▶ To be done
Make an exact copy of all the entries, but do not reproduce the pictures.

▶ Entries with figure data
———

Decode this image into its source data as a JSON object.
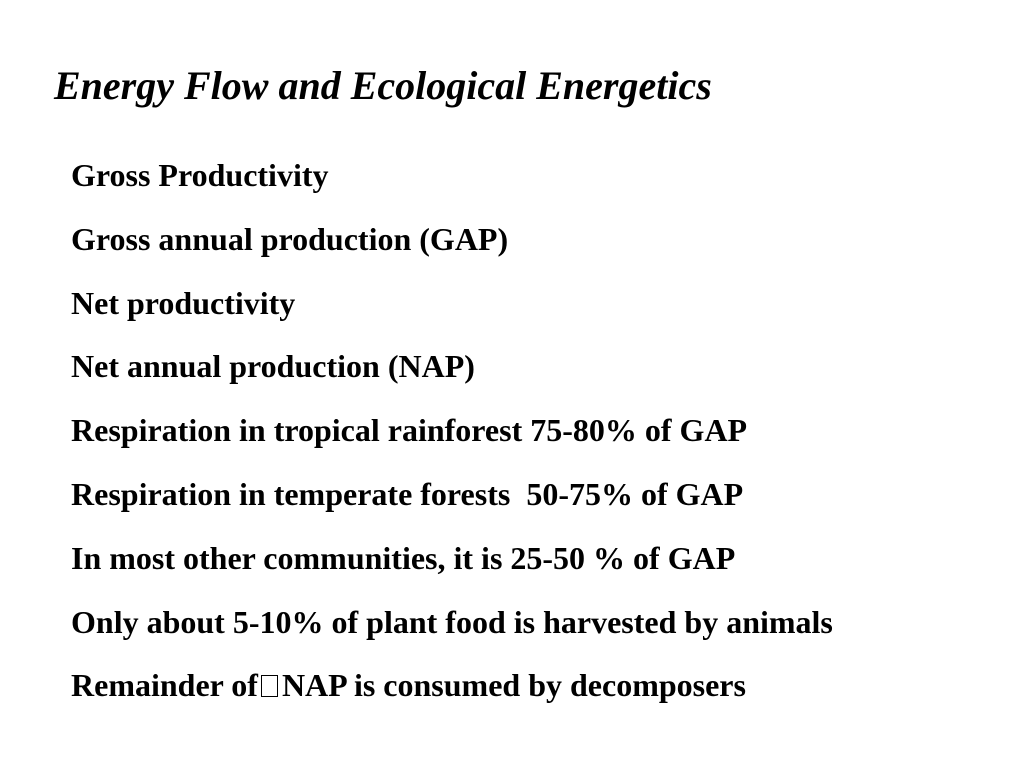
{
  "slide": {
    "title": "Energy Flow and Ecological Energetics",
    "items": [
      "Gross Productivity",
      "Gross annual production (GAP)",
      "Net productivity",
      "Net annual production (NAP)",
      "Respiration in tropical rainforest 75-80% of GAP",
      "Respiration in temperate forests  50-75% of GAP",
      "In most other communities, it is 25-50 % of GAP",
      "Only about 5-10% of plant food is harvested by animals"
    ],
    "last_item": {
      "before": "Remainder of",
      "after": "NAP is consumed by decomposers"
    }
  }
}
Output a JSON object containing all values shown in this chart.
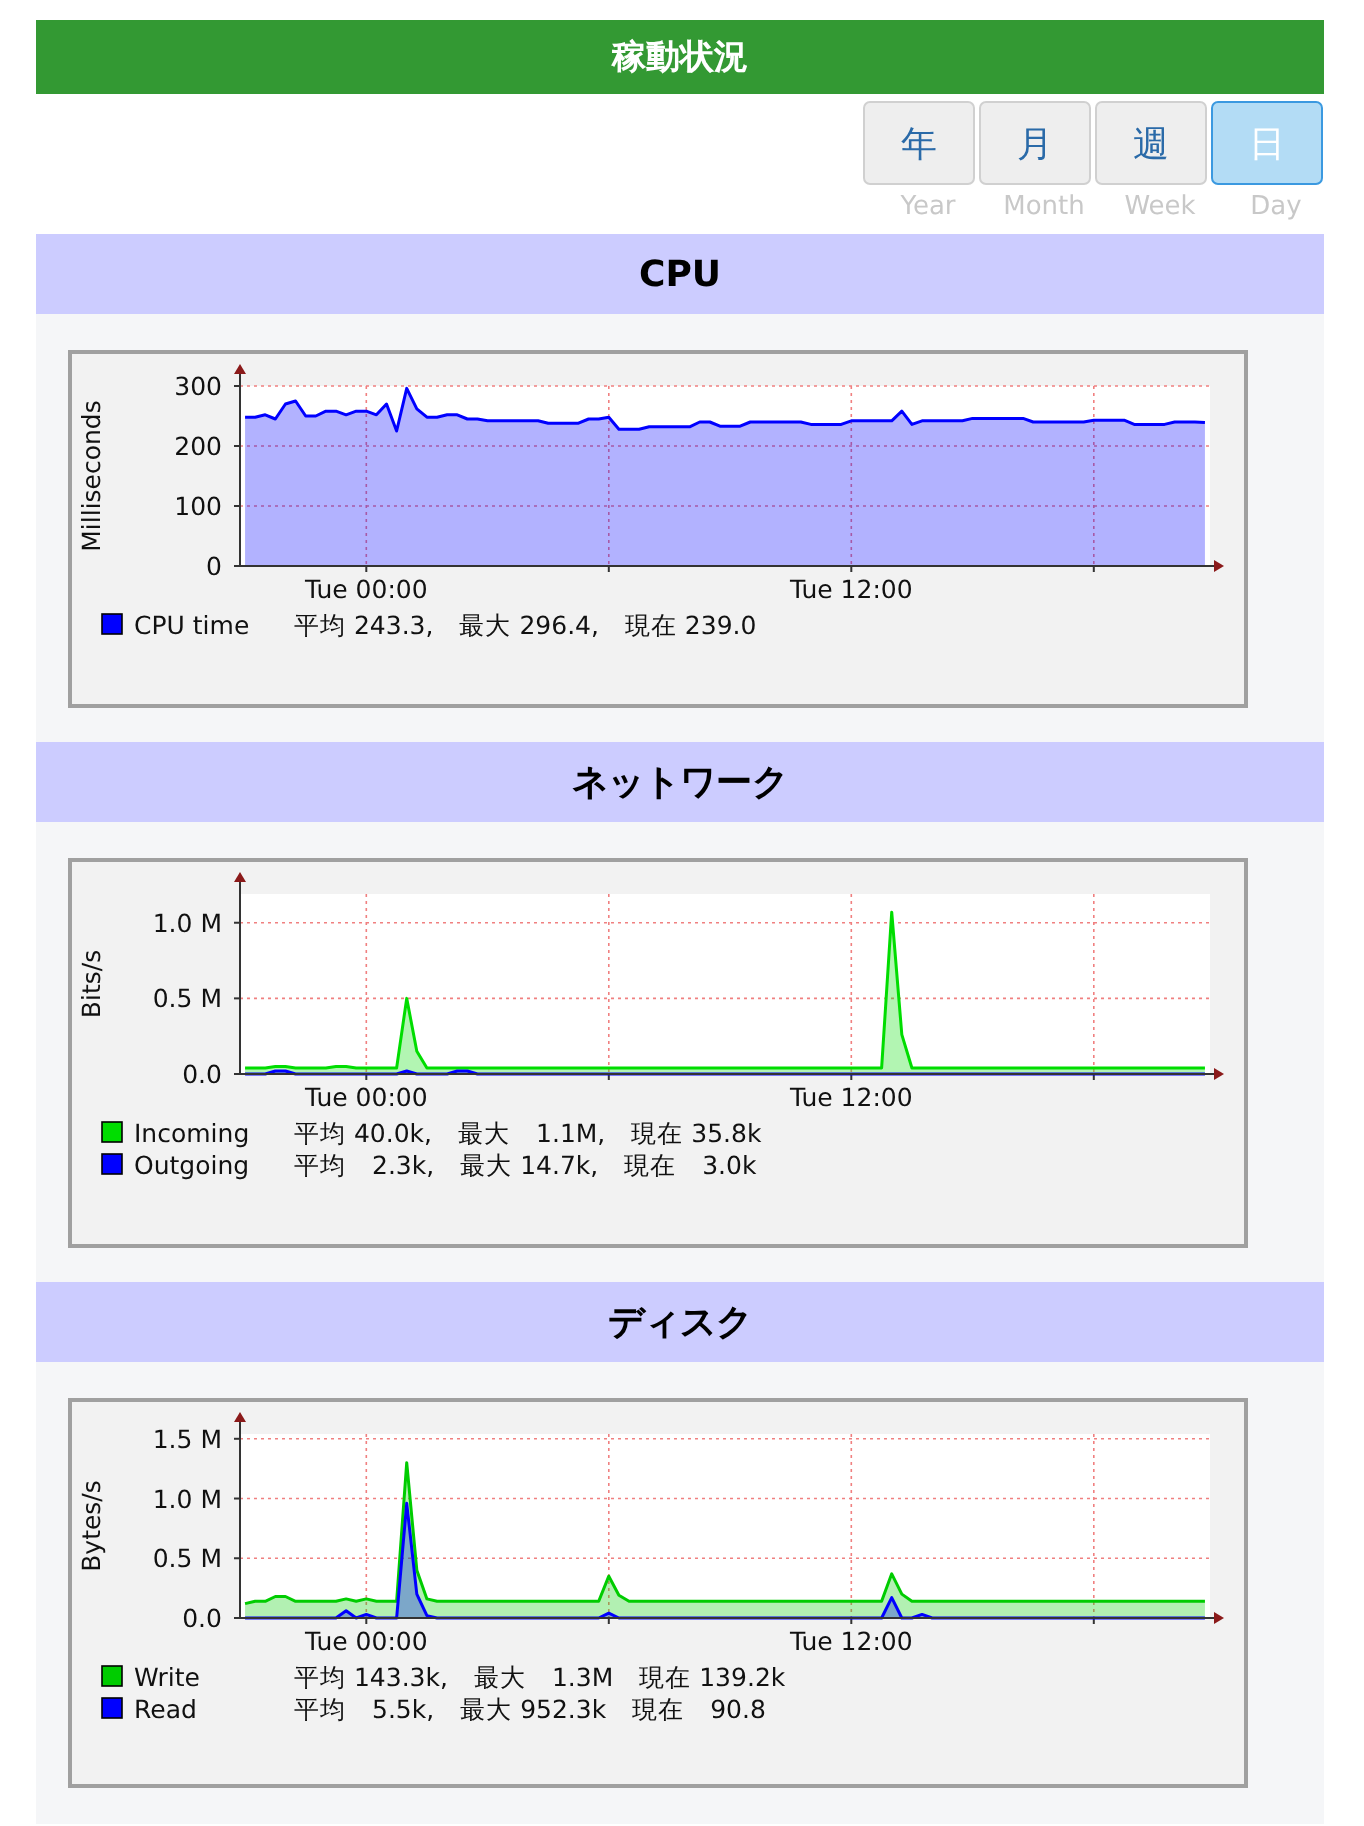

———

▶ Task result
Decode this image into its source data as a JSON object.
{
  "slide": {
    "title": "Energy Flow and Ecological Energetics",
    "items": [
      "Gross Productivity",
      "Gross annual production (GAP)",
      "Net productivity",
      "Net annual production (NAP)",
      "Respiration in tropical rainforest 75-80% of GAP",
      "Respiration in temperate forests  50-75% of GAP",
      "In most other communities, it is 25-50 % of GAP",
      "Only about 5-10% of plant food is harvested by animals"
    ],
    "last_item": {
      "before": "Remainder of",
      "after": "NAP is consumed by decomposers"
    }
  }
}
Output a JSON object containing all values shown in this chart.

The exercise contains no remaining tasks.